Extract:
— Begin —

While our current vege garden is nowhere near what we once had back home in NZ (Perth’s sandy soil and extremely hot temperatures are hard work!) I make the most of our local farmers market every weekend to stock up on all my fruit and vegetables we don’t have growing out back (which after the last tomato-killing storm passed through is basically everything bar the silverbeet and herbs). It was last weekend that I spotted these beautiful little organic babies. I couldn’t help myself and bought a kilo and a half. The first night we enjoyed them simply cooked, with mint of course and the non-negotiable pat of butter on top. By the second night my mind had turned to something else. A cold potato salad, beefed up with extra mint and a creamy yoghurt dressing in place of the more common mayonnaise-based one.

The dressing can be tweaked and changed to suit your own personal preferences. You could bump up the lemony flavour by adding in a little lemon zest. Love chilli? By all means add a little pinch of chilli flakes or a finely chopped green one, I know I would have had the kids not been eating this too. Oh who am I kidding, Kye didn’t even go near this. He’s the fussy one of my two. Ada on the other hand gobbled it down with great gusto. Speaking of the boy, we have survived his first day of school, with only one major fit of tears (mine and his). Today, his fourth day was greeted with smiles and bravery. No tears and one happy mama.

— End —

Supplied data:
— Begin —

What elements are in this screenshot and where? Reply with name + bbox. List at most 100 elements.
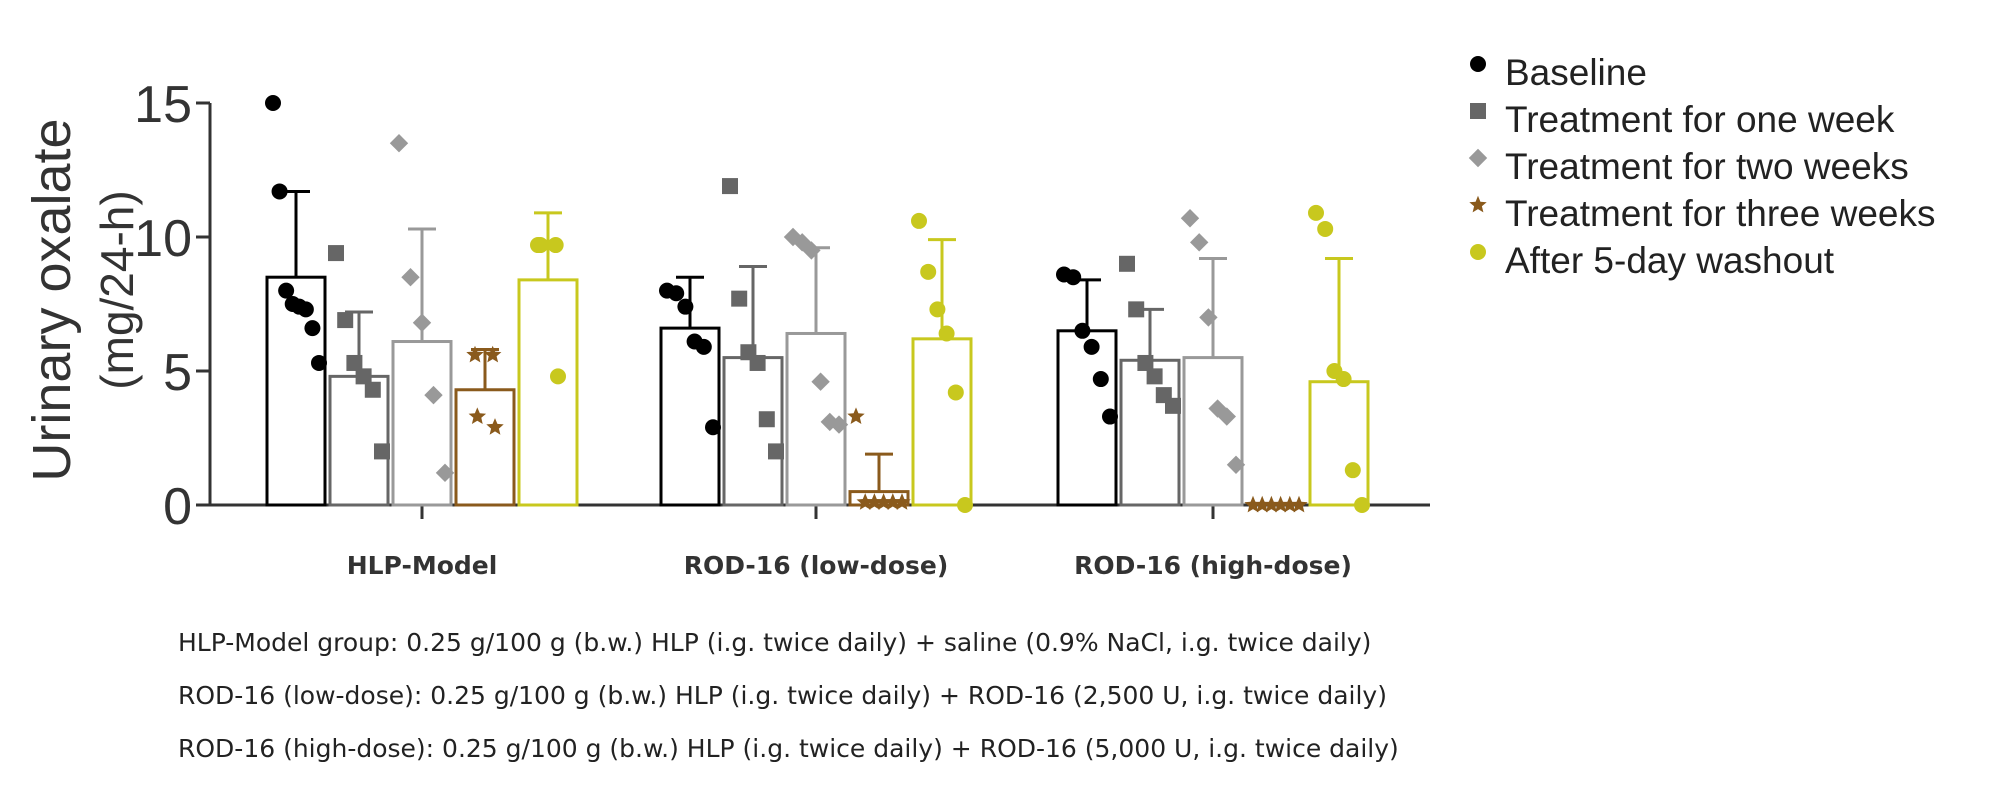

— End —

Challenge 1: In the potato salad post, what takes the place of the more common mayonnaise-based dressing?
Challenge 2: Mark each statement yes or no according to the potato salad post, and quote the words that decide it: (a) The writer bought a kilo and a half of the potatoes. (b) Kye ate the salad eagerly. (c) The boy cried on his fourth day of school.

Final answer 1: A creamy yoghurt dressing.

Final answer 2:
(a) Yes: "I couldn’t help myself and bought a kilo and a half."
(b) No: "Oh who am I kidding, Kye didn’t even go near this."
(c) No: "Today, his fourth day was greeted with smiles and bravery. No tears and one happy mama."